*** Article ***

Are AFL draftees getting better and better?

By The Sporting Observer / Roar Rookie

The AFL draft class of 2022 looks like a seriously good crop. Harry Sheezel has justified North Melbourne’s use of pick No.3 and has dominated across half back this season. Father-son selection Will Ashcroft (Pick 2) has looked incredibly calm and composed throughout his first four games for the Brisbane Lions.

Mattaes Phillipou (Pick 10) has lit up a previously dour St Kilda forward line and contributed to the Saints’ unlikely 4-0 start to the season. Across the Nullarbor, Reuben Ginbey (Pick 9) has demonstrated great competitiveness in what is looking like a difficult season for the West Coast Eagles.

Each year, the AFL is experiencing greater on field influence from first year players. From the 2021 draft, Sam Darcy (Western Bulldogs – Pick 2), Nick Daicos (Collingwood – Pick 4) and Josh Rachele (Adelaide – Pick 6) looked immediately at home at AFL level.

From the 2020 draft, Jake Bowey (Pick 21) played in a premiership in his first year of AFL football. Daicos, seemingly a cut above the rest, has continued his brilliant form and currently leads the AFLCA coaches votes and Brownlow Medal markets.

The expectation on first round draft picks to hit the ground running heightened after the first years of the Blues’ Sam Walsh (Pick 1 – 2018 draft) and Gold Coast Suns duo Matt Rowell and Noah Anderson (Pick 1 and 2 – 2019 draft).

(Photo by Matt King/AFL Photos/via Getty Images)

Expectations have heightened since the early 2000s, when 17-year-old draftees were contracted as longer-term projects, with less urgency on their expected impact at AFL level. For example, the best player of the 21st century, Gary Ablett Jr., only played half of his first AFL year in the seniors at Geelong.

First-year players are getting better, but why is this? Firstly, they are more professional at an early age. Top-tier junior players identified at 12-13 years of age are now placed in elite high-performance weight and fitness programs that have been copied from AFL clubs.

Elite junior footballers are also provided scholarships to Australia’s best private schools, allowing for the AFL-level coaching and facilities that schools such as Melbourne Grammar or Scotch College can provide.

This means that when these youngsters turn professional, they are physically and mentally equipped to immediately endure the rigours of AFL football.

***

**Given exercise 1:**
Answer these questions from the article on AFL draftees.
(a) Which pick did North Melbourne use on Harry Sheezel?
(b) Which player from the 2020 draft played in a premiership in his first year of AFL football?
(c) At what age are top-tier junior players now identified?
**Given exercise 2:**
Rewrite the article on AFL draftees starting at "The AFL draft" and ending at "West Coast Eagles.", with "dour" changed to "lackluster".

*** Stored rows ***

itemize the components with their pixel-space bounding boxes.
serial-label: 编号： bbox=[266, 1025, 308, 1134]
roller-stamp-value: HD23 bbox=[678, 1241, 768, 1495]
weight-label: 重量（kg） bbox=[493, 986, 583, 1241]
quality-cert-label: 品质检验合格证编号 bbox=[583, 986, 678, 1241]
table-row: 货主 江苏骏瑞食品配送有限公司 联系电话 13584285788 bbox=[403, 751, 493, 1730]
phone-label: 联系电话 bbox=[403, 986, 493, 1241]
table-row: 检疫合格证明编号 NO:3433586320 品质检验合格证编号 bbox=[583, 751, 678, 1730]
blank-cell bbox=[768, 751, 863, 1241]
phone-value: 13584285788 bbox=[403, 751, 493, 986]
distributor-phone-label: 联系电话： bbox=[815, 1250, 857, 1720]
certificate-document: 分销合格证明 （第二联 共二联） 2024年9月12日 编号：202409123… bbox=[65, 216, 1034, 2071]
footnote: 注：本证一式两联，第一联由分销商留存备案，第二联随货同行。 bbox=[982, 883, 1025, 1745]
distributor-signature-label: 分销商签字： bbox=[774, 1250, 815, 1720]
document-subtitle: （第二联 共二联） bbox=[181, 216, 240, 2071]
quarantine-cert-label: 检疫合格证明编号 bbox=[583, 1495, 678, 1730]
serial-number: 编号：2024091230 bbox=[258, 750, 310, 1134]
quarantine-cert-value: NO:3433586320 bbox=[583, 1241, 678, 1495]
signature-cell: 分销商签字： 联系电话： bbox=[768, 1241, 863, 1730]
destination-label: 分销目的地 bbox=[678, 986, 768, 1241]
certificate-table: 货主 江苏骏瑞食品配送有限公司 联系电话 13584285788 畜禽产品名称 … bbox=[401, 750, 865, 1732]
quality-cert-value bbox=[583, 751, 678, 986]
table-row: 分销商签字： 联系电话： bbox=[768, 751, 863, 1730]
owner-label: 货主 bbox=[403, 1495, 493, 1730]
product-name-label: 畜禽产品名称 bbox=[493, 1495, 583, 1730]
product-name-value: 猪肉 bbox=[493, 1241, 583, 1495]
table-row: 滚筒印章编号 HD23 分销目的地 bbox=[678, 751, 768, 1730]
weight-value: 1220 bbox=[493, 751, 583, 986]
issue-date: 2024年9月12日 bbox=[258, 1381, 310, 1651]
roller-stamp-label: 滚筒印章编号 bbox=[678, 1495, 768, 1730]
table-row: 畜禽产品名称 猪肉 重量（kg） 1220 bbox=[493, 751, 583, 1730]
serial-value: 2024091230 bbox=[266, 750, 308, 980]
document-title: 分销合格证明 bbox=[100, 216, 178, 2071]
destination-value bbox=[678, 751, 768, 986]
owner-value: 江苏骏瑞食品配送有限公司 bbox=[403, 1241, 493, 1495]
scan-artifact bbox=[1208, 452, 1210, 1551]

***

**Problem solution 1:**
(a) Pick No.3
(b) Jake Bowey
(c) 12-13 years of age

**Problem solution 2:**
The AFL draft class of 2022 looks like a seriously good crop. Harry Sheezel has justified North Melbourne’s use of pick No.3 and has dominated across half back this season. Father-son selection Will Ashcroft (Pick 2) has looked incredibly calm and composed throughout his first four games for the Brisbane Lions.

Mattaes Phillipou (Pick 10) has lit up a previously lackluster St Kilda forward line and contributed to the Saints’ unlikely 4-0 start to the season. Across the Nullarbor, Reuben Ginbey (Pick 9) has demonstrated great competitiveness in what is looking like a difficult season for the West Coast Eagles.